┌─ RECORD SET
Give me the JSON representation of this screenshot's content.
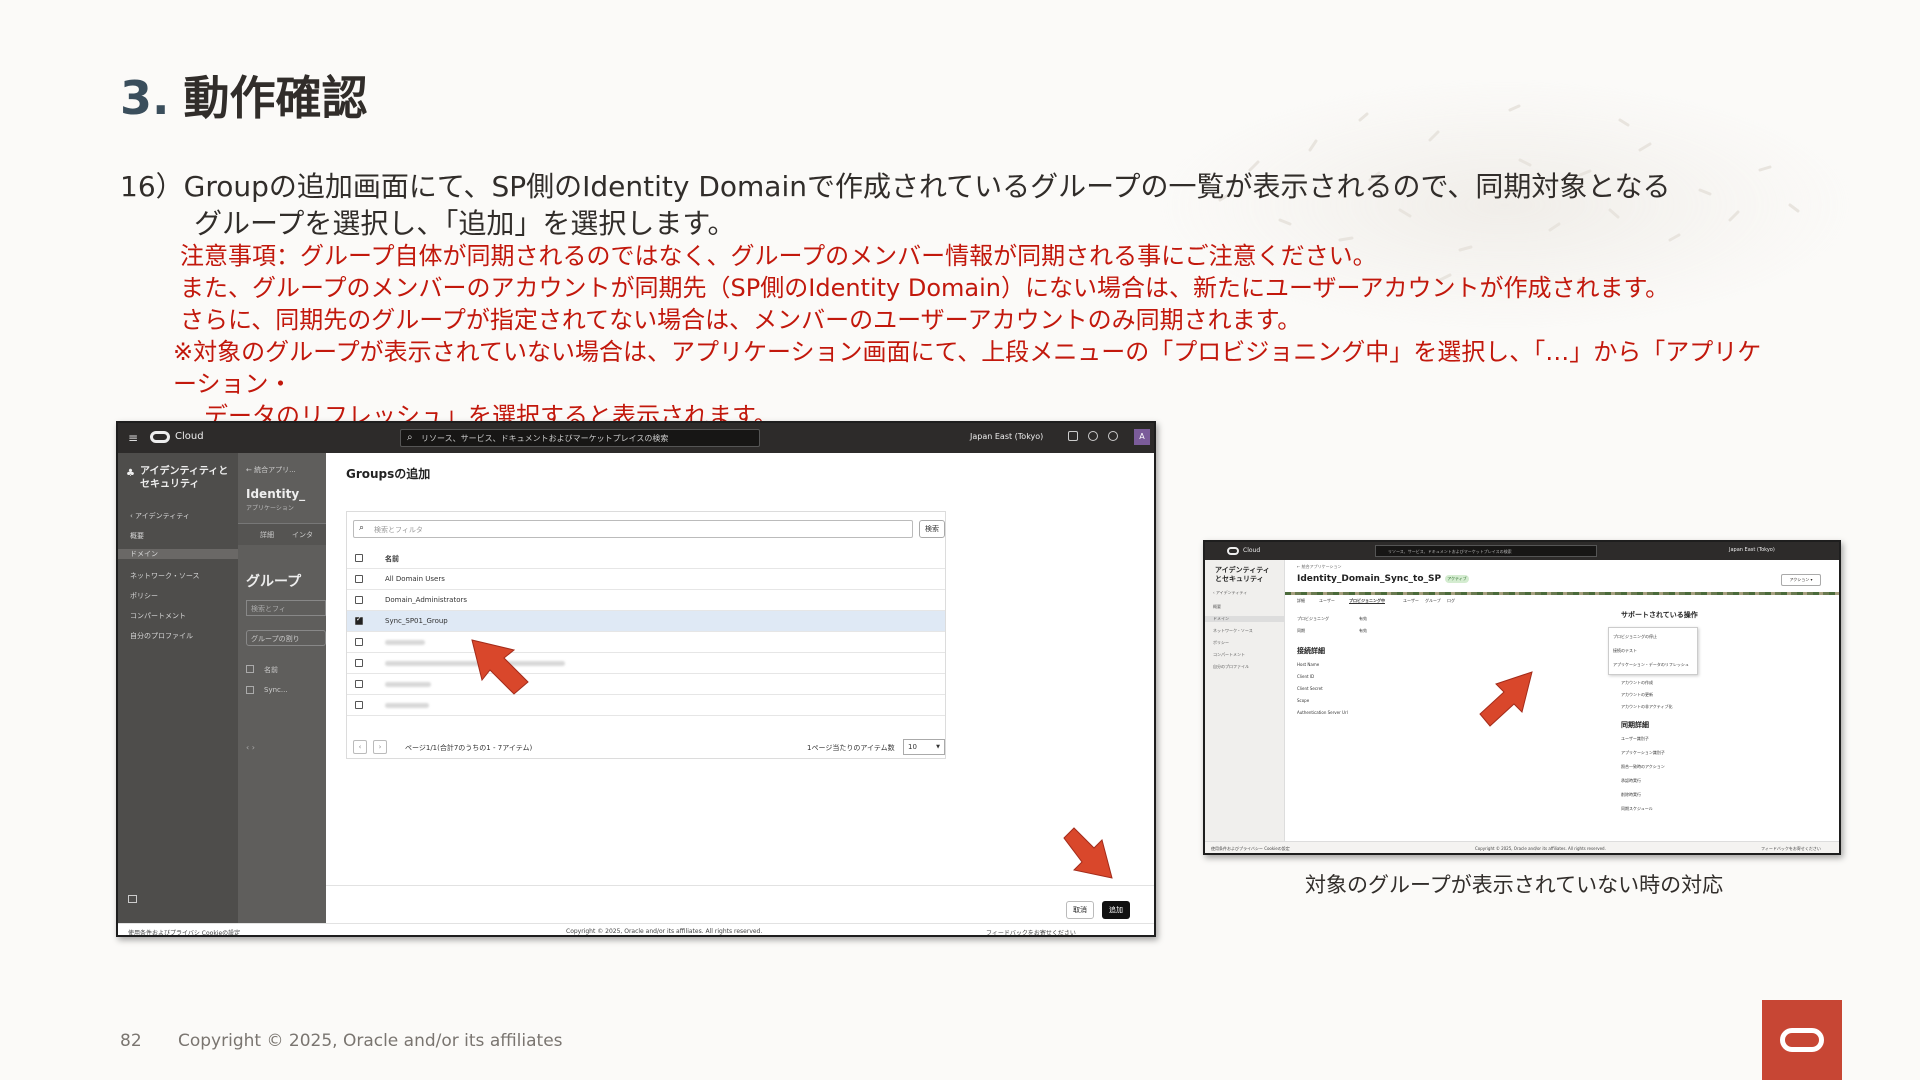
{
  "slide": {
    "title_num": "3.",
    "title": "動作確認",
    "step_line1": "16）Groupの追加画面にて、SP側のIdentity  Domainで作成されているグループの一覧が表示されるので、同期対象となる",
    "step_line2": "グループを選択し、「追加」を選択します。",
    "note1": "注意事項：グループ自体が同期されるのではなく、グループのメンバー情報が同期される事にご注意ください。",
    "note2": "また、グループのメンバーのアカウントが同期先（SP側のIdentity Domain）にない場合は、新たにユーザーアカウントが作成されます。",
    "note3": "さらに、同期先のグループが指定されてない場合は、メンバーのユーザーアカウントのみ同期されます。",
    "note4": "※対象のグループが表示されていない場合は、アプリケーション画面にて、上段メニューの「プロビジョニング中」を選択し、「…」から「アプリケーション・",
    "note5": "データのリフレッシュ」を選択すると表示されます。",
    "caption": "対象のグループが表示されていない時の対応",
    "page_number": "82",
    "copyright": "Copyright © 2025, Oracle and/or its affiliates"
  },
  "shot1": {
    "menu_icon": "≡",
    "brand": "Cloud",
    "search_placeholder": "リソース、サービス、ドキュメントおよびマーケットプレイスの検索",
    "region": "Japan East (Tokyo)",
    "avatar": "A",
    "sidebar": {
      "heading": "アイデンティティとセキュリティ",
      "back": "‹  アイデンティティ",
      "items": [
        "概要",
        "ドメイン",
        "ネットワーク・ソース",
        "ポリシー",
        "コンパートメント",
        "自分のプロファイル"
      ]
    },
    "mid": {
      "crumb": "← 統合アプリ...",
      "title": "Identity_",
      "subtitle": "アプリケーション",
      "tab1": "詳細",
      "tab2": "インタ",
      "groups_heading": "グループ",
      "search_ph": "検索とフィ",
      "btn": "グループの割り",
      "col": "名前",
      "row": "Sync..."
    },
    "panel": {
      "title": "Groupsの追加",
      "search_placeholder": "検索とフィルタ",
      "search_button": "検索",
      "column_name": "名前",
      "rows": [
        "All Domain Users",
        "Domain_Administrators",
        "Sync_SP01_Group"
      ],
      "pager_text": "ページ1/1(合計7のうちの1 - 7アイテム)",
      "per_page_label": "1ページ当たりのアイテム数",
      "per_page_value": "10",
      "prev": "‹",
      "next": "›",
      "cancel": "取消",
      "add": "追加"
    },
    "bottom": {
      "left": "使用条件およびプライバシ    Cookieの設定",
      "center": "Copyright © 2025, Oracle and/or its affiliates. All rights reserved.",
      "right": "フィードバックをお寄せください"
    }
  },
  "shot2": {
    "brand": "Cloud",
    "search_placeholder": "リソース、サービス、ドキュメントおよびマーケットプレイスの検索",
    "region": "Japan East (Tokyo)",
    "sidebar_heading": "アイデンティティとセキュリティ",
    "sidebar_items": [
      "‹ アイデンティティ",
      "概要",
      "ドメイン",
      "ネットワーク・ソース",
      "ポリシー",
      "コンパートメント",
      "自分のプロファイル"
    ],
    "crumb": "← 統合アプリケーション",
    "title": "Identity_Domain_Sync_to_SP",
    "badge": "アクティブ",
    "actions": "アクション ▾",
    "tabs": [
      "詳細",
      "ユーザー",
      "プロビジョニング中",
      "ユーザー",
      "グループ",
      "ログ"
    ],
    "labels": [
      "プロビジョニング",
      "有効",
      "同期",
      "有効"
    ],
    "conn_heading": "接続詳細",
    "conn_labels": [
      "Host Name",
      "Client ID",
      "Client Secret",
      "Scope",
      "Authentication Server Url"
    ],
    "support_heading": "サポートされている操作",
    "popup_items": [
      "プロビジョニングの停止",
      "接続のテスト",
      "アプリケーション・データのリフレッシュ"
    ],
    "support_labels": [
      "アカウントの作成",
      "アカウントの更新",
      "アカウントの非アクティブ化",
      "アカウントの削除"
    ],
    "sync_heading": "同期詳細",
    "sync_labels": [
      "ユーザー識別子",
      "アプリケーション識別子",
      "照合一致時のアクション",
      "承認時実行",
      "削除時実行",
      "同期スケジュール"
    ],
    "bottom_left": "使用条件およびプライバシー    Cookieの設定",
    "bottom_center": "Copyright © 2025, Oracle and/or its affiliates. All rights reserved.",
    "bottom_right": "フィードバックをお寄せください"
  },
  "colors": {
    "accent_red": "#c2180c",
    "oracle_red": "#c74634",
    "arrow_red": "#d9472b"
  }
}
└─
Restate the whole listing above exactly, except for its images.

Give me the JSON representation of this screenshot's content.
{
  "slide": {
    "title_num": "3.",
    "title": "動作確認",
    "step_line1": "16）Groupの追加画面にて、SP側のIdentity  Domainで作成されているグループの一覧が表示されるので、同期対象となる",
    "step_line2": "グループを選択し、「追加」を選択します。",
    "note1": "注意事項：グループ自体が同期されるのではなく、グループのメンバー情報が同期される事にご注意ください。",
    "note2": "また、グループのメンバーのアカウントが同期先（SP側のIdentity Domain）にない場合は、新たにユーザーアカウントが作成されます。",
    "note3": "さらに、同期先のグループが指定されてない場合は、メンバーのユーザーアカウントのみ同期されます。",
    "note4": "※対象のグループが表示されていない場合は、アプリケーション画面にて、上段メニューの「プロビジョニング中」を選択し、「…」から「アプリケーション・",
    "note5": "データのリフレッシュ」を選択すると表示されます。",
    "caption": "対象のグループが表示されていない時の対応",
    "page_number": "82",
    "copyright": "Copyright © 2025, Oracle and/or its affiliates"
  },
  "shot1": {
    "menu_icon": "≡",
    "brand": "Cloud",
    "search_placeholder": "リソース、サービス、ドキュメントおよびマーケットプレイスの検索",
    "region": "Japan East (Tokyo)",
    "avatar": "A",
    "sidebar": {
      "heading": "アイデンティティとセキュリティ",
      "back": "‹  アイデンティティ",
      "items": [
        "概要",
        "ドメイン",
        "ネットワーク・ソース",
        "ポリシー",
        "コンパートメント",
        "自分のプロファイル"
      ]
    },
    "mid": {
      "crumb": "← 統合アプリ...",
      "title": "Identity_",
      "subtitle": "アプリケーション",
      "tab1": "詳細",
      "tab2": "インタ",
      "groups_heading": "グループ",
      "search_ph": "検索とフィ",
      "btn": "グループの割り",
      "col": "名前",
      "row": "Sync..."
    },
    "panel": {
      "title": "Groupsの追加",
      "search_placeholder": "検索とフィルタ",
      "search_button": "検索",
      "column_name": "名前",
      "rows": [
        "All Domain Users",
        "Domain_Administrators",
        "Sync_SP01_Group"
      ],
      "pager_text": "ページ1/1(合計7のうちの1 - 7アイテム)",
      "per_page_label": "1ページ当たりのアイテム数",
      "per_page_value": "10",
      "prev": "‹",
      "next": "›",
      "cancel": "取消",
      "add": "追加"
    },
    "bottom": {
      "left": "使用条件およびプライバシ    Cookieの設定",
      "center": "Copyright © 2025, Oracle and/or its affiliates. All rights reserved.",
      "right": "フィードバックをお寄せください"
    }
  },
  "shot2": {
    "brand": "Cloud",
    "search_placeholder": "リソース、サービス、ドキュメントおよびマーケットプレイスの検索",
    "region": "Japan East (Tokyo)",
    "sidebar_heading": "アイデンティティとセキュリティ",
    "sidebar_items": [
      "‹ アイデンティティ",
      "概要",
      "ドメイン",
      "ネットワーク・ソース",
      "ポリシー",
      "コンパートメント",
      "自分のプロファイル"
    ],
    "crumb": "← 統合アプリケーション",
    "title": "Identity_Domain_Sync_to_SP",
    "badge": "アクティブ",
    "actions": "アクション ▾",
    "tabs": [
      "詳細",
      "ユーザー",
      "プロビジョニング中",
      "ユーザー",
      "グループ",
      "ログ"
    ],
    "labels": [
      "プロビジョニング",
      "有効",
      "同期",
      "有効"
    ],
    "conn_heading": "接続詳細",
    "conn_labels": [
      "Host Name",
      "Client ID",
      "Client Secret",
      "Scope",
      "Authentication Server Url"
    ],
    "support_heading": "サポートされている操作",
    "popup_items": [
      "プロビジョニングの停止",
      "接続のテスト",
      "アプリケーション・データのリフレッシュ"
    ],
    "support_labels": [
      "アカウントの作成",
      "アカウントの更新",
      "アカウントの非アクティブ化",
      "アカウントの削除"
    ],
    "sync_heading": "同期詳細",
    "sync_labels": [
      "ユーザー識別子",
      "アプリケーション識別子",
      "照合一致時のアクション",
      "承認時実行",
      "削除時実行",
      "同期スケジュール"
    ],
    "bottom_left": "使用条件およびプライバシー    Cookieの設定",
    "bottom_center": "Copyright © 2025, Oracle and/or its affiliates. All rights reserved.",
    "bottom_right": "フィードバックをお寄せください"
  },
  "colors": {
    "accent_red": "#c2180c",
    "oracle_red": "#c74634",
    "arrow_red": "#d9472b"
  }
}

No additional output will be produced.